WRITTEN REQUEST: Report every line in the items below that contains the word "Sluijters", copying each such line in full.

Annotated region listings:
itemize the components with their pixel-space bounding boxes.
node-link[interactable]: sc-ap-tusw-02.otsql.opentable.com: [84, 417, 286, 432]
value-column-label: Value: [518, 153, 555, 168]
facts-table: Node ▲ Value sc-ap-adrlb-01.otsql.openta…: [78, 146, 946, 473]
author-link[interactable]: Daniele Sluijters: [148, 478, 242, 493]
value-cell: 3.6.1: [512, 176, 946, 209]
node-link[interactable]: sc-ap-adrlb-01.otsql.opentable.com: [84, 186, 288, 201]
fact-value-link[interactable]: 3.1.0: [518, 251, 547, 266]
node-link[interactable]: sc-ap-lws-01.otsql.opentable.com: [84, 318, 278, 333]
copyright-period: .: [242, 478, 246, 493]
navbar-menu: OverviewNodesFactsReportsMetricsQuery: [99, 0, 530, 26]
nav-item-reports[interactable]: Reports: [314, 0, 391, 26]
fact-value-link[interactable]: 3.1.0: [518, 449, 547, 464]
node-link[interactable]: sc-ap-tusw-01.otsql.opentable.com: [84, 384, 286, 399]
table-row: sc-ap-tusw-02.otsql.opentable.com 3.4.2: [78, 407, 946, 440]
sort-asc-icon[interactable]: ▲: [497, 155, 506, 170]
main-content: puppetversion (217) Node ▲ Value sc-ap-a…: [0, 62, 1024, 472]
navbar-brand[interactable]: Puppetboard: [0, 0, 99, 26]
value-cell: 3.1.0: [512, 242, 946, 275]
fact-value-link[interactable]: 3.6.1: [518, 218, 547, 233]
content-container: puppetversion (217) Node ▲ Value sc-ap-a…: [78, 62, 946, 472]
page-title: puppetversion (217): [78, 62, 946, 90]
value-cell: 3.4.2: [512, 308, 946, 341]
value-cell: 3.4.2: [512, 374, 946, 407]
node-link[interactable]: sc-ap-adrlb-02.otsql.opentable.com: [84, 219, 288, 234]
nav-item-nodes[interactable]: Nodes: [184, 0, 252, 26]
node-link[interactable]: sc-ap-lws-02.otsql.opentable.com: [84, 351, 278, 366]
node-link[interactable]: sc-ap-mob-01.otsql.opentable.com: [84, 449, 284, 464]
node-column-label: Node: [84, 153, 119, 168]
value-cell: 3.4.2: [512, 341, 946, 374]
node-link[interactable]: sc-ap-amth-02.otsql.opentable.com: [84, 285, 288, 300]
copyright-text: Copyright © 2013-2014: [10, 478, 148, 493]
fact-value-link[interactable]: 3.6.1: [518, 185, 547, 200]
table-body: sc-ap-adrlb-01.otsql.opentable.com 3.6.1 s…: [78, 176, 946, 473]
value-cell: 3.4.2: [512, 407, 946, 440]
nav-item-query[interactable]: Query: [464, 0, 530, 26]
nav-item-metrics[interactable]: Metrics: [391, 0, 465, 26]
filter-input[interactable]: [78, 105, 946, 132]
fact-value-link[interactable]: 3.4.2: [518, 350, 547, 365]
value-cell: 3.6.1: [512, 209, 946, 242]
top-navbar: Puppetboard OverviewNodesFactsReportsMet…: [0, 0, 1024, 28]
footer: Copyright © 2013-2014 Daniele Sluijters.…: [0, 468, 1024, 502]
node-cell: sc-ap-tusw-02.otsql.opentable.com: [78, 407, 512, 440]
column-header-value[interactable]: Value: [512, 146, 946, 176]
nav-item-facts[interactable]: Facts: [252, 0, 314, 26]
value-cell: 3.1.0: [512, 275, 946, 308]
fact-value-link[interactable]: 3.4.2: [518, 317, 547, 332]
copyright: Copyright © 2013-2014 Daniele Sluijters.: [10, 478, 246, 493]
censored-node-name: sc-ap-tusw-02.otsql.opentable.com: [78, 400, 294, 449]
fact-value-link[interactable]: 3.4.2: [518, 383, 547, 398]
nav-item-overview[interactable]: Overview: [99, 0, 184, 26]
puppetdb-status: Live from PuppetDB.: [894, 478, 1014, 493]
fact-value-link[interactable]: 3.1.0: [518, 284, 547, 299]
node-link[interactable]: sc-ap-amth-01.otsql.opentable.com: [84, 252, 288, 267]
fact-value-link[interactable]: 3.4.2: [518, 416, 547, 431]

CORRECT RESPONSE:
author-link[interactable]: Daniele Sluijters: [148, 478, 242, 493]
footer: Copyright © 2013-2014 Daniele Sluijters.…: [0, 468, 1024, 502]
copyright: Copyright © 2013-2014 Daniele Sluijters.: [10, 478, 246, 493]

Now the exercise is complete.